▶ [Problem description]: Return each line of the listing that contains the string "percent".

▶ [Given entries]:
- - - - -

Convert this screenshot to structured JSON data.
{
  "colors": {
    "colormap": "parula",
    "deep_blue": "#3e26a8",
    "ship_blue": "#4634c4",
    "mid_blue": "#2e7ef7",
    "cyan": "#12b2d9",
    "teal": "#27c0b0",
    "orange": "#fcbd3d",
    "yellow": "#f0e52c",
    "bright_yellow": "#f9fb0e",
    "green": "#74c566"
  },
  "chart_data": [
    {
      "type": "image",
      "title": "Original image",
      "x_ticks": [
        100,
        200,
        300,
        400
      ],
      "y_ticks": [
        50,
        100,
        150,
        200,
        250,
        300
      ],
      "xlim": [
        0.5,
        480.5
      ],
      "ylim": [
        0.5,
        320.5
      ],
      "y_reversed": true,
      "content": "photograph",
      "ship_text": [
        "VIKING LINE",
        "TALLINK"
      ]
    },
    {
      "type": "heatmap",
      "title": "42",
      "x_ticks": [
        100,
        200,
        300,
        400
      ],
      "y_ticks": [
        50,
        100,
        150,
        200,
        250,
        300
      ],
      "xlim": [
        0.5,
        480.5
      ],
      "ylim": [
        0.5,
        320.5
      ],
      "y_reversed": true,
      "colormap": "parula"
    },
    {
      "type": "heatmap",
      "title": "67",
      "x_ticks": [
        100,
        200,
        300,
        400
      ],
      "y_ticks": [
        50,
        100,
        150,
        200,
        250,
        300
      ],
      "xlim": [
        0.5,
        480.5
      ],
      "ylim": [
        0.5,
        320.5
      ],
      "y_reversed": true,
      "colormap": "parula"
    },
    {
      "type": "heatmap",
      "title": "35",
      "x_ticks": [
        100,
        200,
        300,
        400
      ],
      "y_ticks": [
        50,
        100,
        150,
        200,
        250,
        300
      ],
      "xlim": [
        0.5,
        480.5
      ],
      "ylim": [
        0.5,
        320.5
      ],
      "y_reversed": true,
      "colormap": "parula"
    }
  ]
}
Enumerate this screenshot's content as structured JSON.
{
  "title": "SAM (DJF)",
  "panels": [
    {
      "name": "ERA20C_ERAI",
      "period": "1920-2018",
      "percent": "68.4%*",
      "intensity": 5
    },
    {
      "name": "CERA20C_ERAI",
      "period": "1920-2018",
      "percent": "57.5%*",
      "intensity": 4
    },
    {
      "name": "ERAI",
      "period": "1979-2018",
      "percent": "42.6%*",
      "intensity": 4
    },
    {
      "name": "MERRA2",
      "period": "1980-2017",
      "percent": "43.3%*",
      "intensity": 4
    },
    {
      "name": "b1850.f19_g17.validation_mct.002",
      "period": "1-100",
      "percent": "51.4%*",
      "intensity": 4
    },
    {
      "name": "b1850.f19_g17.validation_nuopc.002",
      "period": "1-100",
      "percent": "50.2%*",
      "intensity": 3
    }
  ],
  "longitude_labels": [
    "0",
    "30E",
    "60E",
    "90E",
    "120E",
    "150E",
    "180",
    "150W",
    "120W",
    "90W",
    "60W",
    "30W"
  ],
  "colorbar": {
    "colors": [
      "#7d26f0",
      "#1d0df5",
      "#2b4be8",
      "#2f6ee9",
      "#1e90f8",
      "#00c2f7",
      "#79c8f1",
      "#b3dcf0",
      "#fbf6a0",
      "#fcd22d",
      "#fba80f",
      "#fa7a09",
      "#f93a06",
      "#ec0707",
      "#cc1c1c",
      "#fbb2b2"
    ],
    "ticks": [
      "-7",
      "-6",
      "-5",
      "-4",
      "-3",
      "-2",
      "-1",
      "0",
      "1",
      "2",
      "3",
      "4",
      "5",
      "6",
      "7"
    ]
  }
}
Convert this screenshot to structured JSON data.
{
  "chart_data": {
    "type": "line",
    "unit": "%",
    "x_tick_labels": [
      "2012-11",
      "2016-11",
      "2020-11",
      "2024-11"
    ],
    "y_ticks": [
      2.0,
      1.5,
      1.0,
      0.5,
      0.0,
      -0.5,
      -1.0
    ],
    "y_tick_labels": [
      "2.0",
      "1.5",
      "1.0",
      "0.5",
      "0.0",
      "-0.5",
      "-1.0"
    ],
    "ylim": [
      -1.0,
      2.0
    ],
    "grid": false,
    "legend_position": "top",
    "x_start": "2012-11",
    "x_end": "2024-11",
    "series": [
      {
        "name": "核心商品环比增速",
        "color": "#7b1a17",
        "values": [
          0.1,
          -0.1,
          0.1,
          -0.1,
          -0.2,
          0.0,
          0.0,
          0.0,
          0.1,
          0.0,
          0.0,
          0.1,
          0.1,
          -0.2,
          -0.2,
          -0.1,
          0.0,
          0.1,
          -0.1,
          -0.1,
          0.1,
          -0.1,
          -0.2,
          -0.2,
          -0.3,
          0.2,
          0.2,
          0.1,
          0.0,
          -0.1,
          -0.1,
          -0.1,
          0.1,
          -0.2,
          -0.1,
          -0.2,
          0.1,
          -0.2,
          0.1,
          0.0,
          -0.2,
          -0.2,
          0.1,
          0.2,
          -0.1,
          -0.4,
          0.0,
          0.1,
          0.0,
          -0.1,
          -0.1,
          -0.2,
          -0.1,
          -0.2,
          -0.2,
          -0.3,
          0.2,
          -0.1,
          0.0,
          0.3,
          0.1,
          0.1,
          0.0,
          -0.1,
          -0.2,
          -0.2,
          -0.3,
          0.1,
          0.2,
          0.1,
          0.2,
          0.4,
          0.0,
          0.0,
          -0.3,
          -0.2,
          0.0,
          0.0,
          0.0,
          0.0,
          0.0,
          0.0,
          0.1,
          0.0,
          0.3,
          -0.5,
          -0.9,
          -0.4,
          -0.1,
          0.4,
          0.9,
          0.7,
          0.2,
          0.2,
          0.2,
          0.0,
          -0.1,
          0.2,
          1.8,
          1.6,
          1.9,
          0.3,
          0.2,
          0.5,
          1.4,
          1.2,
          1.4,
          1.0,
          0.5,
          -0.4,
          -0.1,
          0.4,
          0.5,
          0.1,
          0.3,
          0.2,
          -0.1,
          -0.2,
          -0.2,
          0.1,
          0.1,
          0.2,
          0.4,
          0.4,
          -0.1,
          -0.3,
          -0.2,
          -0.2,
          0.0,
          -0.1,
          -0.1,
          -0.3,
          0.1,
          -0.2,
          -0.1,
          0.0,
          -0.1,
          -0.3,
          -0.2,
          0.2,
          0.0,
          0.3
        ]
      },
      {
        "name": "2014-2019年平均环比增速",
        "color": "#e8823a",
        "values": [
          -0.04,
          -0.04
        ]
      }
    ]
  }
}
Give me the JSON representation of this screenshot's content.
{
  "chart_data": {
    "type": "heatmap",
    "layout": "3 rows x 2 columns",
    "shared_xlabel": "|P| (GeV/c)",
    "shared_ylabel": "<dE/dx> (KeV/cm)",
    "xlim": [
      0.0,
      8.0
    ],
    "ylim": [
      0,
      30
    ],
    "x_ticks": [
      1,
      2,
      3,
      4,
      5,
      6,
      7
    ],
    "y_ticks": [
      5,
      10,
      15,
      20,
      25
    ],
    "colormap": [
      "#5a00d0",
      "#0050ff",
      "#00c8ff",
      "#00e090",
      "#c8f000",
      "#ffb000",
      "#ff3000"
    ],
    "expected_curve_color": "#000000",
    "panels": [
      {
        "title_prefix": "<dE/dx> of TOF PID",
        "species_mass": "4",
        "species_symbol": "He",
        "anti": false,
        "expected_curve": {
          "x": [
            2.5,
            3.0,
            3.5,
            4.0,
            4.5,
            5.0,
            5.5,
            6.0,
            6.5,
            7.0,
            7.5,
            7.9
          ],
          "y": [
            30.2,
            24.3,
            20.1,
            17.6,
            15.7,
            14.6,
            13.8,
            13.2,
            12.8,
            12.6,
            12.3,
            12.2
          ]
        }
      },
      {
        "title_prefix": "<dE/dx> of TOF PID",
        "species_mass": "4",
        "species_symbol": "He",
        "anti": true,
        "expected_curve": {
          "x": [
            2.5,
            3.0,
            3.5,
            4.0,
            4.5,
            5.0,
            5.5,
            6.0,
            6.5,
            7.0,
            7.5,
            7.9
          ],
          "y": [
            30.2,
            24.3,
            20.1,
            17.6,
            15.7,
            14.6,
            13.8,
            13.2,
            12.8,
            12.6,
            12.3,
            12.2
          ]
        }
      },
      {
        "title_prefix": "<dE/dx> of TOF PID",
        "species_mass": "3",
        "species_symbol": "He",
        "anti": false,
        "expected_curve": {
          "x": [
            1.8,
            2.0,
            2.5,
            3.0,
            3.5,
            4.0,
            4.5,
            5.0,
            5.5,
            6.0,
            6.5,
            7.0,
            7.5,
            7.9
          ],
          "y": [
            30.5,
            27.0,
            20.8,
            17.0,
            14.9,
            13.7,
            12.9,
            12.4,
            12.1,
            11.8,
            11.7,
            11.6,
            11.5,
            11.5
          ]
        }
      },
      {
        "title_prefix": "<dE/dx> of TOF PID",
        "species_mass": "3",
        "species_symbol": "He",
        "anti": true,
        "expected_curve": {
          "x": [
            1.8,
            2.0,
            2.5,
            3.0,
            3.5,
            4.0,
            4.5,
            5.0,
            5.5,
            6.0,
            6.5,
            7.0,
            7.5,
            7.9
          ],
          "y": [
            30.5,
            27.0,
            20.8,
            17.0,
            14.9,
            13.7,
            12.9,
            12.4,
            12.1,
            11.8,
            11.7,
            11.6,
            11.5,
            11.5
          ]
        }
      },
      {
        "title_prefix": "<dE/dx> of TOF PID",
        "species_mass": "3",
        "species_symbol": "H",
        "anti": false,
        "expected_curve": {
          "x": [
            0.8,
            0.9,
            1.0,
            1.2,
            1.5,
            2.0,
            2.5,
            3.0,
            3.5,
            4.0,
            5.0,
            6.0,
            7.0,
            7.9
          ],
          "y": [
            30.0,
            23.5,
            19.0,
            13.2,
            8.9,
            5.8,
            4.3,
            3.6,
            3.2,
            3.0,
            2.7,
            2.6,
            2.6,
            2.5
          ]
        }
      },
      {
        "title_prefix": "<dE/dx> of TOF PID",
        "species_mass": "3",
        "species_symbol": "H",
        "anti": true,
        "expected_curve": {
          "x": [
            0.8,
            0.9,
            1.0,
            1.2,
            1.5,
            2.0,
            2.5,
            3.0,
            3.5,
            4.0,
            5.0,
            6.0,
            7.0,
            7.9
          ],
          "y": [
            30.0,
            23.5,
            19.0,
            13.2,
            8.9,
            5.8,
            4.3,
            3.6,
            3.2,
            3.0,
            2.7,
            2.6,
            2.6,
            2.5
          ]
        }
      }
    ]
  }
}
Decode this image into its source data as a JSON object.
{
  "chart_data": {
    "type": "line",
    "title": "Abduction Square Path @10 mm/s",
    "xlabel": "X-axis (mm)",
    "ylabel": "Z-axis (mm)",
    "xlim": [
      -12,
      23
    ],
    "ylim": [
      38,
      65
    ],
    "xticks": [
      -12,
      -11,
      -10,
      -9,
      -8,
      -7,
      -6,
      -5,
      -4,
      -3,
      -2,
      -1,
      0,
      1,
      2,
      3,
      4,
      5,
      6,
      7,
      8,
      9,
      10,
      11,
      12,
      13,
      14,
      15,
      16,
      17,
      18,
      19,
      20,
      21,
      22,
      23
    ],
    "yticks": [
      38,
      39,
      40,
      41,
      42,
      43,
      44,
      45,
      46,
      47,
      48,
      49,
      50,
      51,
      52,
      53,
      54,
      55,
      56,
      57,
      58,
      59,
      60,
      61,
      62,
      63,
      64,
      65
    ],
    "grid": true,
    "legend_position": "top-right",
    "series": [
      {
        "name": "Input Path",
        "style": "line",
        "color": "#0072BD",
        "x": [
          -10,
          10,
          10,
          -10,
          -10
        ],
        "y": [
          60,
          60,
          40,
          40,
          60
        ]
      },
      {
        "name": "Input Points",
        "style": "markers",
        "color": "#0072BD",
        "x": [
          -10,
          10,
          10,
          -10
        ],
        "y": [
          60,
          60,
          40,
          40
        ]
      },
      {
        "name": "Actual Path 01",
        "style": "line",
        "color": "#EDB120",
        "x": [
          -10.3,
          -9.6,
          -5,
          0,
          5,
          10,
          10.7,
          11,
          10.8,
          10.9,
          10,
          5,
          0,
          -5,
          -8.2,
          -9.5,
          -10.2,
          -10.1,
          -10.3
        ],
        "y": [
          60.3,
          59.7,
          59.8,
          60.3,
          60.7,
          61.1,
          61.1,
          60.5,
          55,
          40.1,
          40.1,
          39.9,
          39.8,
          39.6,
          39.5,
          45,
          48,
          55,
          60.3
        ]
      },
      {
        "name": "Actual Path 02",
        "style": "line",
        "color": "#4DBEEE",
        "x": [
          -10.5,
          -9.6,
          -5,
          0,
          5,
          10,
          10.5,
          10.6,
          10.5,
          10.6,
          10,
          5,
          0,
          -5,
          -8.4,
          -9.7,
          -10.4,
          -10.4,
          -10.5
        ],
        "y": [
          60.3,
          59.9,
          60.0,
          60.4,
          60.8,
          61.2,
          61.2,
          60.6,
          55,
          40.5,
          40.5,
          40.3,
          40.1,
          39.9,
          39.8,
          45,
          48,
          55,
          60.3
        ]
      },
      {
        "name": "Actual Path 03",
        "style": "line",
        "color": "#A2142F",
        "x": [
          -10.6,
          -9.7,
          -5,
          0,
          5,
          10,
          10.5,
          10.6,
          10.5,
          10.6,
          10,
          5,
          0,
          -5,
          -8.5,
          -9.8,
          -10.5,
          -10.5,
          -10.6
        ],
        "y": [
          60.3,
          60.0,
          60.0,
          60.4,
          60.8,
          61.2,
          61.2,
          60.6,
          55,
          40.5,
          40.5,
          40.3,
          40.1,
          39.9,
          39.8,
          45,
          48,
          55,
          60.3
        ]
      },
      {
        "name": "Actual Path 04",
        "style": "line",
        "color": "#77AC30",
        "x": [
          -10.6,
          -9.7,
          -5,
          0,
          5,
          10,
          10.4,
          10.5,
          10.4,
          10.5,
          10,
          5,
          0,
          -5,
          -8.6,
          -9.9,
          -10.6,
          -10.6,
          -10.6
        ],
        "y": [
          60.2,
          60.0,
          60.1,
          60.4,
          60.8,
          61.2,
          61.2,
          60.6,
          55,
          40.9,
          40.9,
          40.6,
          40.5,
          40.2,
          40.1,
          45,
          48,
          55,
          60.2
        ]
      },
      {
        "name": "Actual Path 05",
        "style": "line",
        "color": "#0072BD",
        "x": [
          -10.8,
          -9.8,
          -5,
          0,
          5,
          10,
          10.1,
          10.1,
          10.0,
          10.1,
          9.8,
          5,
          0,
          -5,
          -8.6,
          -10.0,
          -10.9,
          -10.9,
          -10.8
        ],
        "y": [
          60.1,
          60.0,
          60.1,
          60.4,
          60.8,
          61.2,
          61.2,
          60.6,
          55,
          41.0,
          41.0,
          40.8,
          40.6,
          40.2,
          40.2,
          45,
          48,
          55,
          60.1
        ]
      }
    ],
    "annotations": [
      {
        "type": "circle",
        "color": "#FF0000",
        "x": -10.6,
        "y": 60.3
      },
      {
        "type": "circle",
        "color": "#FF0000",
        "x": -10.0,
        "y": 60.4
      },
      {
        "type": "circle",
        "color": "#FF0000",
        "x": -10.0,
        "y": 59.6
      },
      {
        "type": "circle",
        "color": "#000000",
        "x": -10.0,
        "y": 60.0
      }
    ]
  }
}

- - - - -

▶ [Complete response]:
      "percent": "68.4%*",
      "percent": "57.5%*",
      "percent": "42.6%*",
      "percent": "43.3%*",
      "percent": "51.4%*",
      "percent": "50.2%*",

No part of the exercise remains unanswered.